**Dataset listings of figures**
........

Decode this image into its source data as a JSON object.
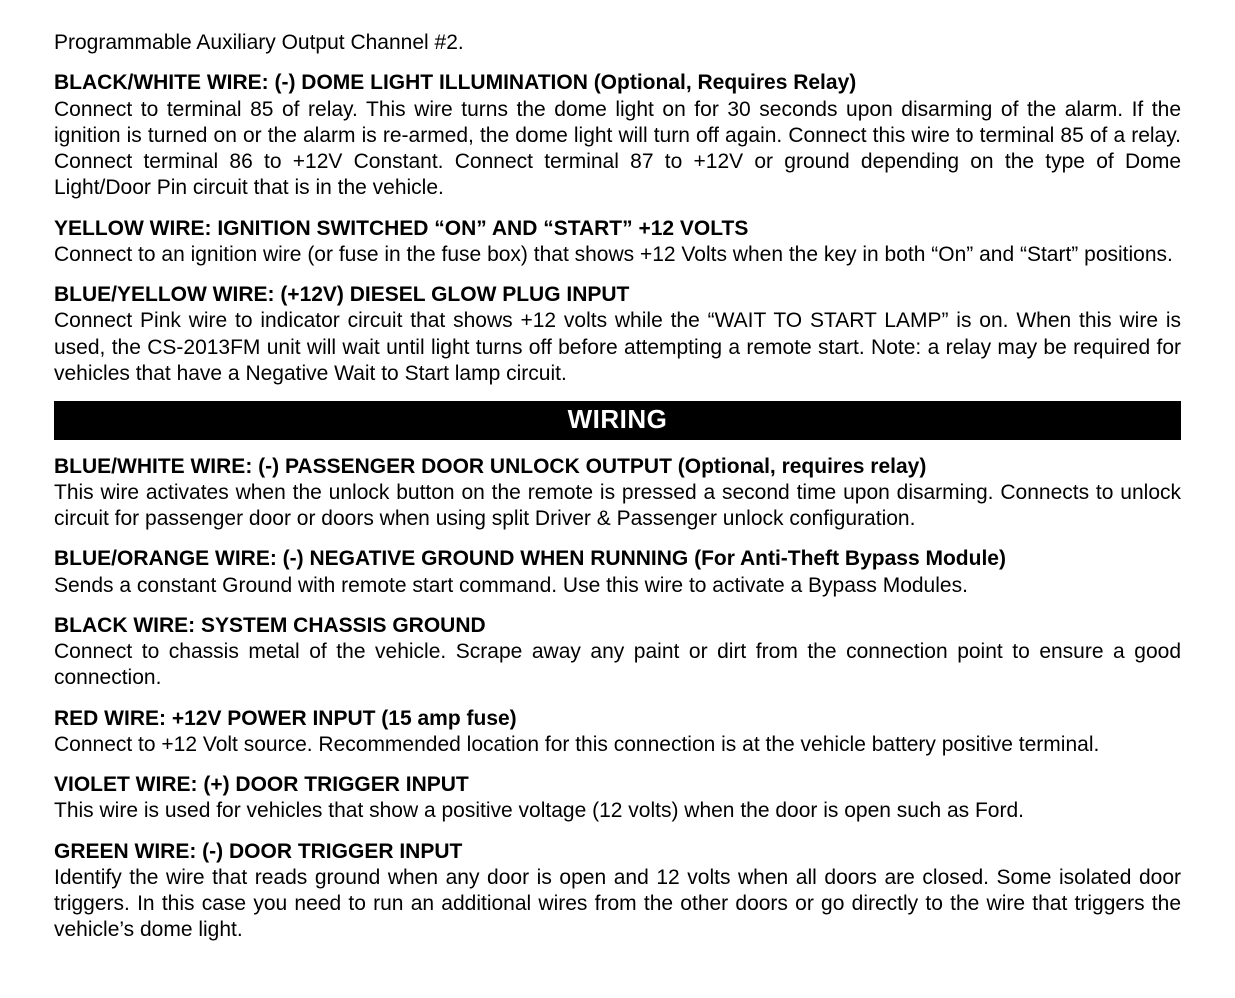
{
  "intro": "Programmable Auxiliary Output Channel #2.",
  "sections_top": [
    {
      "heading": "BLACK/WHITE WIRE: (-) DOME LIGHT ILLUMINATION (Optional, Requires Relay)",
      "body": "Connect to terminal 85 of relay.  This wire turns the dome light on for 30 seconds upon disarming of the alarm.  If the ignition is turned on or the alarm is re-armed, the dome light will turn off again. Connect this wire to terminal 85 of a relay.  Connect terminal 86 to +12V Constant.  Connect terminal 87 to +12V or ground depending on the type of Dome Light/Door Pin circuit that is in the vehicle."
    },
    {
      "heading": "YELLOW WIRE: IGNITION SWITCHED “ON” AND “START” +12 VOLTS",
      "body": "Connect to an ignition wire (or fuse in the fuse box) that shows +12 Volts when the key in both “On” and “Start” positions."
    },
    {
      "heading": "BLUE/YELLOW WIRE: (+12V) DIESEL GLOW PLUG INPUT",
      "body": "Connect Pink wire to indicator circuit that shows  +12 volts while the “WAIT TO START LAMP” is on.  When this wire is used, the CS-2013FM unit will wait until light turns off before attempting a remote start.  Note: a relay may be required for vehicles that have a Negative Wait to Start lamp circuit."
    }
  ],
  "banner": "WIRING",
  "sections_bottom": [
    {
      "heading": "BLUE/WHITE WIRE: (-) PASSENGER DOOR UNLOCK OUTPUT (Optional, requires relay)",
      "body": "This wire activates when the unlock button on the remote is pressed a second time upon disarming.  Connects to unlock circuit for passenger door or doors when using split Driver & Passenger unlock configuration."
    },
    {
      "heading": "BLUE/ORANGE WIRE: (-) NEGATIVE GROUND WHEN RUNNING (For Anti-Theft Bypass Module)",
      "body": "Sends a constant Ground with remote start command.  Use this wire to activate a Bypass Modules."
    },
    {
      "heading": "BLACK WIRE: SYSTEM CHASSIS GROUND",
      "body": "Connect to chassis metal of the vehicle.  Scrape away any paint or dirt from the connection point to ensure a good connection."
    },
    {
      "heading": "RED WIRE: +12V POWER INPUT (15 amp fuse)",
      "body": "Connect to +12 Volt source.   Recommended location for this connection is at the vehicle battery positive terminal."
    },
    {
      "heading": "VIOLET WIRE: (+) DOOR TRIGGER INPUT",
      "body": "This wire is used for vehicles that show a positive voltage (12 volts) when the door is open such as Ford."
    },
    {
      "heading": "GREEN WIRE: (-) DOOR TRIGGER INPUT",
      "body": "Identify the wire that reads ground when any door is open and 12 volts when all doors are closed.  Some isolated door triggers.  In this case you need to run an additional wires from the other doors or go directly to the wire that triggers the vehicle’s dome light."
    }
  ]
}
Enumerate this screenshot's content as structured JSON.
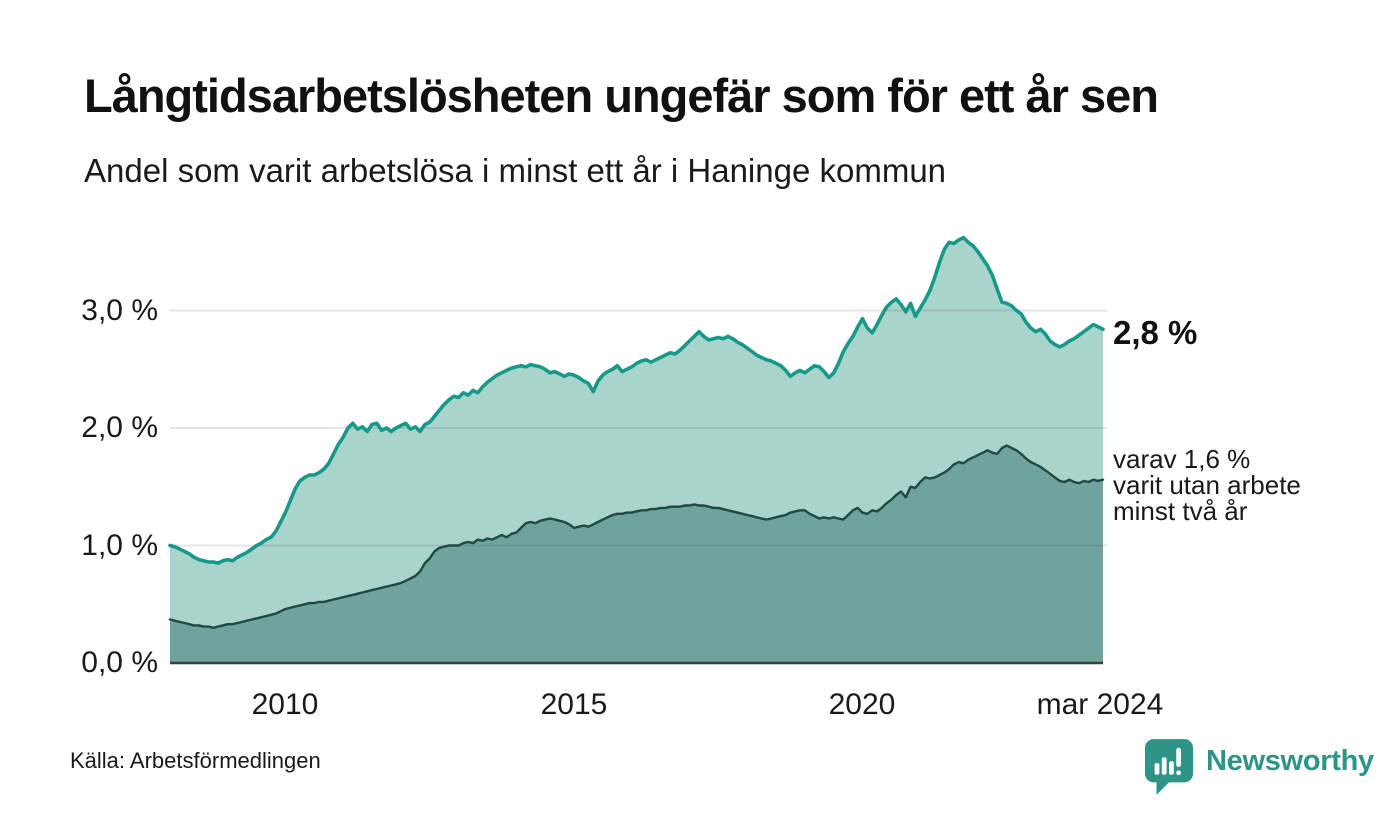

........

**DESCRIPTION OF THE TASK**
Write down every line of the data above that includes the string "BLACK".

**THE REPLY**
      "heading": "BLACK/WHITE WIRE: (-) DOME LIGHT ILLUMINATION (Optional, Requires Relay)",
      "heading": "BLACK WIRE: SYSTEM CHASSIS GROUND",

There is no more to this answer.